— begin —

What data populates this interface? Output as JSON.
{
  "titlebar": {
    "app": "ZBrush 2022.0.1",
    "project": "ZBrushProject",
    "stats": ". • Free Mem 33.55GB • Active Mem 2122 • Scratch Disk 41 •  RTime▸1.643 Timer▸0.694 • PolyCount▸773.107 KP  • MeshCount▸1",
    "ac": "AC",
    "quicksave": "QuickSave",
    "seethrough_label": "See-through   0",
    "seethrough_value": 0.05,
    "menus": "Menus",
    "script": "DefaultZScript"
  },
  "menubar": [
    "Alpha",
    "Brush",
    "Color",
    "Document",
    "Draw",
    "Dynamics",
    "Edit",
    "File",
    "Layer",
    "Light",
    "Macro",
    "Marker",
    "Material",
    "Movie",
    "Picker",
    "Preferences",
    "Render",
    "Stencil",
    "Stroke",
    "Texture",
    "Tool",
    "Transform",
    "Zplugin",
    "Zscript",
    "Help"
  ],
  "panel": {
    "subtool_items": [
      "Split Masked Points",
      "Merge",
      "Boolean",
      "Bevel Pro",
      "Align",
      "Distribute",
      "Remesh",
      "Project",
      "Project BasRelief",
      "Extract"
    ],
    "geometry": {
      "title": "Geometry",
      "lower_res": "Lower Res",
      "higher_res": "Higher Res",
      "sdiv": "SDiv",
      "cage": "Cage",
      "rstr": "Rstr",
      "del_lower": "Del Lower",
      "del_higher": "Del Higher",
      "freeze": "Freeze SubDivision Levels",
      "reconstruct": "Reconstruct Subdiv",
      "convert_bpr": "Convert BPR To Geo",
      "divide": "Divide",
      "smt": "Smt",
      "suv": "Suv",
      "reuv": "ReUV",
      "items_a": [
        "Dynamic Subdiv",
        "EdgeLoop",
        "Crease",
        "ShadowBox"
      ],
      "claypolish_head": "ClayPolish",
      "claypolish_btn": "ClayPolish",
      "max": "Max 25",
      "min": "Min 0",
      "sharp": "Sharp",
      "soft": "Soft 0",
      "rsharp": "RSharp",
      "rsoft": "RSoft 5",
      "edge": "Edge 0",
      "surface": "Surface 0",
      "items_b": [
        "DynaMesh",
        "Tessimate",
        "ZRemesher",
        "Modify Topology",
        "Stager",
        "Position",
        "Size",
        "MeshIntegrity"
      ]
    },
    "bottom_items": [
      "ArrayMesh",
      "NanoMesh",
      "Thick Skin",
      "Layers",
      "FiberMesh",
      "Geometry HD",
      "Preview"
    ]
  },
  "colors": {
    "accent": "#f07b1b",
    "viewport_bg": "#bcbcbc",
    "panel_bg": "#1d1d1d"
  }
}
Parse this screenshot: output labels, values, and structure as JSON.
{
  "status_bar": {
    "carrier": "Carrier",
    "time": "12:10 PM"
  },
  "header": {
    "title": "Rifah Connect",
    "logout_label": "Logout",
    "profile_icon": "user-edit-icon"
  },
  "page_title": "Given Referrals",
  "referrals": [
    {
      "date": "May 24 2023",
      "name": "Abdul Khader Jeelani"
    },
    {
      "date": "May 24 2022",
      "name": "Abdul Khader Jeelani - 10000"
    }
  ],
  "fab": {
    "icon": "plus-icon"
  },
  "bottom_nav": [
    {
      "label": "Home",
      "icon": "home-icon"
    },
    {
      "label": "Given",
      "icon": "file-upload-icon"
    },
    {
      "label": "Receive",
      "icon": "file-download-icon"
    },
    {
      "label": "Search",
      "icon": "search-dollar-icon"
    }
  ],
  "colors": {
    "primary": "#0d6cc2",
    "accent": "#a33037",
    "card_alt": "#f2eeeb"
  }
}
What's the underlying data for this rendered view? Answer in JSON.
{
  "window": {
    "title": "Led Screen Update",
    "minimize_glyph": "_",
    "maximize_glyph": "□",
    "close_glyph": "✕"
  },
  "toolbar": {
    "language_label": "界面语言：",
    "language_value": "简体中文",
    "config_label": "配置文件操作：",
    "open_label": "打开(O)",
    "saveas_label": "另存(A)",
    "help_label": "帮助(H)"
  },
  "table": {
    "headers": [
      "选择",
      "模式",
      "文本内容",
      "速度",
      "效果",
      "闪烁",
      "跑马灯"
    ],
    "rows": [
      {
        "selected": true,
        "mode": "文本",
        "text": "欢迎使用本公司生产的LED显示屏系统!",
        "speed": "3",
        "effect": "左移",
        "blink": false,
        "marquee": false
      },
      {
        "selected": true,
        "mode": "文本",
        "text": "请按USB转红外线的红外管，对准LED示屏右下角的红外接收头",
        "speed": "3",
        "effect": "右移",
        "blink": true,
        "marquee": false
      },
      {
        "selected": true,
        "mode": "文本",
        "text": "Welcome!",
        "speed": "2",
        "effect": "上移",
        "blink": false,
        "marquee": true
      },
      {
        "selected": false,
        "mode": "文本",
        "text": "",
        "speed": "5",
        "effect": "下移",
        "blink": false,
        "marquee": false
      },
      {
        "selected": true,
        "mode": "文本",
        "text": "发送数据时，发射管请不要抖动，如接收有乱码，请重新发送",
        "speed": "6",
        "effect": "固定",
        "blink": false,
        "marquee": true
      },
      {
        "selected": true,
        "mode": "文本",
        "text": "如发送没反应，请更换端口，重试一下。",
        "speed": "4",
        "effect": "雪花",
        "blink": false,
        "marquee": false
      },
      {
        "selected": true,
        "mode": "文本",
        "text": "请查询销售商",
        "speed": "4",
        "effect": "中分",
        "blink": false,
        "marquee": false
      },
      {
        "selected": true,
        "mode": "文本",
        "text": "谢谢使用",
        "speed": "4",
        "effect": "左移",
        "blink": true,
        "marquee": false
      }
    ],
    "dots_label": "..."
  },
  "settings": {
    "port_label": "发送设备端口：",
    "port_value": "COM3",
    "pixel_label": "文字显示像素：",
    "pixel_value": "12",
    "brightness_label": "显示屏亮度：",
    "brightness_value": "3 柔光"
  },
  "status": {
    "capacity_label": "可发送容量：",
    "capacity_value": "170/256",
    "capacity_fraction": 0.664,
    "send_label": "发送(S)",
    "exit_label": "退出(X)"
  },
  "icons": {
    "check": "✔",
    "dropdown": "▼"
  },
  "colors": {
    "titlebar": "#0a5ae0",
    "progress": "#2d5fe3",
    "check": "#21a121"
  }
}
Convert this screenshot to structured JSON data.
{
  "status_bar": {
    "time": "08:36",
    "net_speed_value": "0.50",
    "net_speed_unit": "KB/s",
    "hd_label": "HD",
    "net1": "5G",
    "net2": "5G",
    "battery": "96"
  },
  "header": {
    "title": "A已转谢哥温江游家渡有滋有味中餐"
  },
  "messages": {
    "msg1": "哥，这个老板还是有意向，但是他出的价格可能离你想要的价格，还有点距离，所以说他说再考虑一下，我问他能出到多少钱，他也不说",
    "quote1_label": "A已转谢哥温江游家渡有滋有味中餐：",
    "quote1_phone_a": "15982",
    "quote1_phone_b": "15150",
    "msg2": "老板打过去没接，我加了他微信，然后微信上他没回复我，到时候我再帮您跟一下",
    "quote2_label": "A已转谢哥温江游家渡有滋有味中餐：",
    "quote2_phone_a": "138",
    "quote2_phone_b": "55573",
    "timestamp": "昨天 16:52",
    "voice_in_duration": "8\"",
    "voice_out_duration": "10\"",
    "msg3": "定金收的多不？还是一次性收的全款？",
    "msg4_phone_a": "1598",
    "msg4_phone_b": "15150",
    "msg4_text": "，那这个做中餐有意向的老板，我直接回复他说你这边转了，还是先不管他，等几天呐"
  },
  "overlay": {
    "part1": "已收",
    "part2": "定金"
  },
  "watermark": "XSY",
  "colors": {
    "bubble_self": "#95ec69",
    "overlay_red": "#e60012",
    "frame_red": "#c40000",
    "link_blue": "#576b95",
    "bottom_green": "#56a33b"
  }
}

— end —

Directions: Tally how many lines of the material contain the word "Convert". The answer must be the number and nothing else.

Answer for the task: 2